◆ TASK DETAILS
Return every entry exactly as written.

---- SOURCE RECORDS

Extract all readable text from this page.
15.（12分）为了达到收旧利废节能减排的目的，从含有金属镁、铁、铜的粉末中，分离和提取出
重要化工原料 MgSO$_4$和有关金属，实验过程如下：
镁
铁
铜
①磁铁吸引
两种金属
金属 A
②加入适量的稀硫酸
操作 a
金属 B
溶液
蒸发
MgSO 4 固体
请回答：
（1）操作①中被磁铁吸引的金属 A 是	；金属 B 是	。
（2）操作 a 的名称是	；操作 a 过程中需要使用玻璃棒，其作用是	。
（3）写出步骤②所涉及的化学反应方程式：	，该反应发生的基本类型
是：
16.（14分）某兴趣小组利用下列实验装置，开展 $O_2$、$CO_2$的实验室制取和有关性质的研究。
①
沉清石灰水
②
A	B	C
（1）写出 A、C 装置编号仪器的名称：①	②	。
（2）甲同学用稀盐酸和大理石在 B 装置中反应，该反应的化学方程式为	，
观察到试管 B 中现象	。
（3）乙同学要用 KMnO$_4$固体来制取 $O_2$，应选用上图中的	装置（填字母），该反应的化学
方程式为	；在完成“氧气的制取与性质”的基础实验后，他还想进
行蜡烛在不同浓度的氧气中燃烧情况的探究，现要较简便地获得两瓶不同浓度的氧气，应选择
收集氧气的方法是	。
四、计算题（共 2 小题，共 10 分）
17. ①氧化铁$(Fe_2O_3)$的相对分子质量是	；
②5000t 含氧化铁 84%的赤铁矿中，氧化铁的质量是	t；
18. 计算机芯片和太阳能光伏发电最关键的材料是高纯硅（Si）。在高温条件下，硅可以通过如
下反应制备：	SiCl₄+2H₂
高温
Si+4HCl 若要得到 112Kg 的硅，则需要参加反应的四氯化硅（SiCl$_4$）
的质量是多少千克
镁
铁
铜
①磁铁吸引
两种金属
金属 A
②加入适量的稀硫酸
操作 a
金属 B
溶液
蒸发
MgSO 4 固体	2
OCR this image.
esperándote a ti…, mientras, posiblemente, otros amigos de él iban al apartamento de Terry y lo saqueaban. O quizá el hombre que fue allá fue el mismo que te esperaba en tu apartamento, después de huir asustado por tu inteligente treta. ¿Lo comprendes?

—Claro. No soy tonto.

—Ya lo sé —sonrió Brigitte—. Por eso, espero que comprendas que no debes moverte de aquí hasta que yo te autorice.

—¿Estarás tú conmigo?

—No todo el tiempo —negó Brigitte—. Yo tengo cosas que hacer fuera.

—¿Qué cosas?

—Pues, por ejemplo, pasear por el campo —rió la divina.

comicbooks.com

--------

◆ COMPLETE RESPONSE
Extract all readable text from this page.
15.（12分）为了达到收旧利废节能减排的目的，从含有金属镁、铁、铜的粉末中，分离和提取出
重要化工原料 MgSO$_4$和有关金属，实验过程如下：
镁
铁
铜
①磁铁吸引
两种金属
金属 A
②加入适量的稀硫酸
操作 a
金属 B
溶液
蒸发
MgSO 4 固体
请回答：
（1）操作①中被磁铁吸引的金属 A 是	；金属 B 是	。
（2）操作 a 的名称是	；操作 a 过程中需要使用玻璃棒，其作用是	。
（3）写出步骤②所涉及的化学反应方程式：	，该反应发生的基本类型
是：
16.（14分）某兴趣小组利用下列实验装置，开展 $O_2$、$CO_2$的实验室制取和有关性质的研究。
①
沉清石灰水
②
A	B	C
（1）写出 A、C 装置编号仪器的名称：①	②	。
（2）甲同学用稀盐酸和大理石在 B 装置中反应，该反应的化学方程式为	，
观察到试管 B 中现象	。
（3）乙同学要用 KMnO$_4$固体来制取 $O_2$，应选用上图中的	装置（填字母），该反应的化学
方程式为	；在完成“氧气的制取与性质”的基础实验后，他还想进
行蜡烛在不同浓度的氧气中燃烧情况的探究，现要较简便地获得两瓶不同浓度的氧气，应选择
收集氧气的方法是	。
四、计算题（共 2 小题，共 10 分）
17. ①氧化铁$(Fe_2O_3)$的相对分子质量是	；
②5000t 含氧化铁 84%的赤铁矿中，氧化铁的质量是	t；
18. 计算机芯片和太阳能光伏发电最关键的材料是高纯硅（Si）。在高温条件下，硅可以通过如
下反应制备：	SiCl₄+2H₂
高温
Si+4HCl 若要得到 112Kg 的硅，则需要参加反应的四氯化硅（SiCl$_4$）
的质量是多少千克
镁
铁
铜
①磁铁吸引
两种金属
金属 A
②加入适量的稀硫酸
操作 a
金属 B
溶液
蒸发
MgSO 4 固体	2
OCR this image.
esperándote a ti…, mientras, posiblemente, otros amigos de él iban al apartamento de Terry y lo saqueaban. O quizá el hombre que fue allá fue el mismo que te esperaba en tu apartamento, después de huir asustado por tu inteligente treta. ¿Lo comprendes?

—Claro. No soy tonto.

—Ya lo sé —sonrió Brigitte—. Por eso, espero que comprendas que no debes moverte de aquí hasta que yo te autorice.

—¿Estarás tú conmigo?

—No todo el tiempo —negó Brigitte—. Yo tengo cosas que hacer fuera.

—¿Qué cosas?

—Pues, por ejemplo, pasear por el campo —rió la divina.

comicbooks.com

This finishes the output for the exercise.